Extracted data:
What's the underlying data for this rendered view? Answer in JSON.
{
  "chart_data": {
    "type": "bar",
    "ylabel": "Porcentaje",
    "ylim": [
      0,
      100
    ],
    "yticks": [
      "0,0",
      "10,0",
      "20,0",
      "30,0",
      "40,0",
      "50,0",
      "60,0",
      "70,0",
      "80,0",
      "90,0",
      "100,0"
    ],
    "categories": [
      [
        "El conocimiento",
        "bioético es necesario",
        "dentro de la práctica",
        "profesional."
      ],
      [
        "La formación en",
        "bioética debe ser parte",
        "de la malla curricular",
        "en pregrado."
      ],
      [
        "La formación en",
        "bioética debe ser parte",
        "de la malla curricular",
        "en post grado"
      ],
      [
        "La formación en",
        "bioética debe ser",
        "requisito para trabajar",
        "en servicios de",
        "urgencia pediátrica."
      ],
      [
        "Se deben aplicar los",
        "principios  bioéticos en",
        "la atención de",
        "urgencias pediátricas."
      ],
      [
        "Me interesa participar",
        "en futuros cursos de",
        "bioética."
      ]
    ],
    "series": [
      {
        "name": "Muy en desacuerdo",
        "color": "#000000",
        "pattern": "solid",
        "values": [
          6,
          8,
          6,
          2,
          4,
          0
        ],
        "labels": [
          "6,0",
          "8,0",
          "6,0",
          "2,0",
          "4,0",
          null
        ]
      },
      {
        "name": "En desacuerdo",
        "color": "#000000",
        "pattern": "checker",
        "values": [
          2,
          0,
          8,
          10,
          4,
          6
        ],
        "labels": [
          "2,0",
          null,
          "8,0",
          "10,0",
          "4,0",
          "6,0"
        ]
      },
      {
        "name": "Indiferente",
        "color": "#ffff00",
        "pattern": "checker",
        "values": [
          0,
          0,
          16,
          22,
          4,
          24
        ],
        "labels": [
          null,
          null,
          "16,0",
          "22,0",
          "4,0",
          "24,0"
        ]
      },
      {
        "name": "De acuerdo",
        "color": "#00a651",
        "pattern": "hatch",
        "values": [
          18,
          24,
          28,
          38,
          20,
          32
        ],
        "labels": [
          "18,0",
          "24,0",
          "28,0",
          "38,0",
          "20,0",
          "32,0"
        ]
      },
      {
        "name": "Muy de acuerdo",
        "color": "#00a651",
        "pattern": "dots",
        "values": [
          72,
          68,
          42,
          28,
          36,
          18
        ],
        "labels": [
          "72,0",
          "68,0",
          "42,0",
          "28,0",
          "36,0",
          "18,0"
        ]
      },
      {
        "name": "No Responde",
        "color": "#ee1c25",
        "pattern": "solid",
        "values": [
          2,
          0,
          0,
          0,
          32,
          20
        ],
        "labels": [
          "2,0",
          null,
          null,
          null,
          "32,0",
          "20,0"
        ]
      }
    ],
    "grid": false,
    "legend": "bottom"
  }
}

Instruction: Repeat the material above in full, keeping every word.

Complete output:
What's the underlying data for this rendered view? Answer in JSON.
{
  "chart_data": {
    "type": "bar",
    "ylabel": "Porcentaje",
    "ylim": [
      0,
      100
    ],
    "yticks": [
      "0,0",
      "10,0",
      "20,0",
      "30,0",
      "40,0",
      "50,0",
      "60,0",
      "70,0",
      "80,0",
      "90,0",
      "100,0"
    ],
    "categories": [
      [
        "El conocimiento",
        "bioético es necesario",
        "dentro de la práctica",
        "profesional."
      ],
      [
        "La formación en",
        "bioética debe ser parte",
        "de la malla curricular",
        "en pregrado."
      ],
      [
        "La formación en",
        "bioética debe ser parte",
        "de la malla curricular",
        "en post grado"
      ],
      [
        "La formación en",
        "bioética debe ser",
        "requisito para trabajar",
        "en servicios de",
        "urgencia pediátrica."
      ],
      [
        "Se deben aplicar los",
        "principios  bioéticos en",
        "la atención de",
        "urgencias pediátricas."
      ],
      [
        "Me interesa participar",
        "en futuros cursos de",
        "bioética."
      ]
    ],
    "series": [
      {
        "name": "Muy en desacuerdo",
        "color": "#000000",
        "pattern": "solid",
        "values": [
          6,
          8,
          6,
          2,
          4,
          0
        ],
        "labels": [
          "6,0",
          "8,0",
          "6,0",
          "2,0",
          "4,0",
          null
        ]
      },
      {
        "name": "En desacuerdo",
        "color": "#000000",
        "pattern": "checker",
        "values": [
          2,
          0,
          8,
          10,
          4,
          6
        ],
        "labels": [
          "2,0",
          null,
          "8,0",
          "10,0",
          "4,0",
          "6,0"
        ]
      },
      {
        "name": "Indiferente",
        "color": "#ffff00",
        "pattern": "checker",
        "values": [
          0,
          0,
          16,
          22,
          4,
          24
        ],
        "labels": [
          null,
          null,
          "16,0",
          "22,0",
          "4,0",
          "24,0"
        ]
      },
      {
        "name": "De acuerdo",
        "color": "#00a651",
        "pattern": "hatch",
        "values": [
          18,
          24,
          28,
          38,
          20,
          32
        ],
        "labels": [
          "18,0",
          "24,0",
          "28,0",
          "38,0",
          "20,0",
          "32,0"
        ]
      },
      {
        "name": "Muy de acuerdo",
        "color": "#00a651",
        "pattern": "dots",
        "values": [
          72,
          68,
          42,
          28,
          36,
          18
        ],
        "labels": [
          "72,0",
          "68,0",
          "42,0",
          "28,0",
          "36,0",
          "18,0"
        ]
      },
      {
        "name": "No Responde",
        "color": "#ee1c25",
        "pattern": "solid",
        "values": [
          2,
          0,
          0,
          0,
          32,
          20
        ],
        "labels": [
          "2,0",
          null,
          null,
          null,
          "32,0",
          "20,0"
        ]
      }
    ],
    "grid": false,
    "legend": "bottom"
  }
}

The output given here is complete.